## Work required:
Give an exact copy of every line, leaving images out.

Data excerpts
———
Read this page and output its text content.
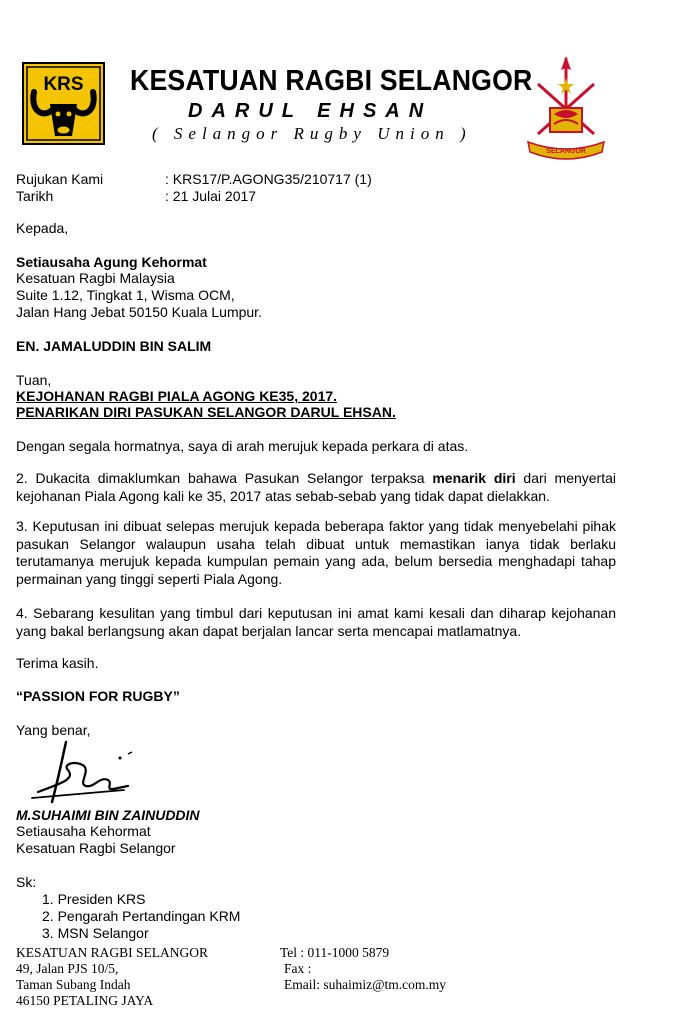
KRS KESATUAN RAGBI SELANGOR
DARUL EHSAN
( Selangor Rugby Union )
SELANGOR
Rujukan Kami	: KRS17/P.AGONG35/210717 (1)
Tarikh	: 21 Julai 2017
Kepada,
Setiausaha Agung Kehormat
Kesatuan Ragbi Malaysia
Suite 1.12, Tingkat 1, Wisma OCM,
Jalan Hang Jebat 50150 Kuala Lumpur.
EN. JAMALUDDIN BIN SALIM
Tuan,
KEJOHANAN RAGBI PIALA AGONG KE35, 2017.
PENARIKAN DIRI PASUKAN SELANGOR DARUL EHSAN.
Dengan segala hormatnya, saya di arah merujuk kepada perkara di atas.
2. Dukacita dimaklumkan bahawa Pasukan Selangor terpaksa menarik diri dari menyertai kejohanan Piala Agong kali ke 35, 2017 atas sebab-sebab yang tidak dapat dielakkan.
3. Keputusan ini dibuat selepas merujuk kepada beberapa faktor yang tidak menyebelahi pihak pasukan Selangor walaupun usaha telah dibuat untuk memastikan ianya tidak berlaku terutamanya merujuk kepada kumpulan pemain yang ada, belum bersedia menghadapi tahap permainan yang tinggi seperti Piala Agong.
4. Sebarang kesulitan yang timbul dari keputusan ini amat kami kesali dan diharap kejohanan yang bakal berlangsung akan dapat berjalan lancar serta mencapai matlamatnya.
Terima kasih.
“PASSION FOR RUGBY”
Yang benar,
M.SUHAIMI BIN ZAINUDDIN
Setiausaha Kehormat
Kesatuan Ragbi Selangor
Sk:
1. Presiden KRS
2. Pengarah Pertandingan KRM
3. MSN Selangor
KESATUAN RAGBI SELANGOR
49, Jalan PJS 10/5,
Taman Subang Indah
46150 PETALING JAYA
Tel : 011-1000 5879
Fax :
Email: suhaimiz@tm.com.my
———
## Task solution:
Read this page and output its text content.
KRS KESATUAN RAGBI SELANGOR
DARUL EHSAN
( Selangor Rugby Union )
SELANGOR
Rujukan Kami	: KRS17/P.AGONG35/210717 (1)
Tarikh	: 21 Julai 2017
Kepada,
Setiausaha Agung Kehormat
Kesatuan Ragbi Malaysia
Suite 1.12, Tingkat 1, Wisma OCM,
Jalan Hang Jebat 50150 Kuala Lumpur.
EN. JAMALUDDIN BIN SALIM
Tuan,
KEJOHANAN RAGBI PIALA AGONG KE35, 2017.
PENARIKAN DIRI PASUKAN SELANGOR DARUL EHSAN.
Dengan segala hormatnya, saya di arah merujuk kepada perkara di atas.
2. Dukacita dimaklumkan bahawa Pasukan Selangor terpaksa menarik diri dari menyertai kejohanan Piala Agong kali ke 35, 2017 atas sebab-sebab yang tidak dapat dielakkan.
3. Keputusan ini dibuat selepas merujuk kepada beberapa faktor yang tidak menyebelahi pihak pasukan Selangor walaupun usaha telah dibuat untuk memastikan ianya tidak berlaku terutamanya merujuk kepada kumpulan pemain yang ada, belum bersedia menghadapi tahap permainan yang tinggi seperti Piala Agong.
4. Sebarang kesulitan yang timbul dari keputusan ini amat kami kesali dan diharap kejohanan yang bakal berlangsung akan dapat berjalan lancar serta mencapai matlamatnya.
Terima kasih.
“PASSION FOR RUGBY”
Yang benar,
M.SUHAIMI BIN ZAINUDDIN
Setiausaha Kehormat
Kesatuan Ragbi Selangor
Sk:
1. Presiden KRS
2. Pengarah Pertandingan KRM
3. MSN Selangor
KESATUAN RAGBI SELANGOR
49, Jalan PJS 10/5,
Taman Subang Indah
46150 PETALING JAYA
Tel : 011-1000 5879
Fax :
Email: suhaimiz@tm.com.my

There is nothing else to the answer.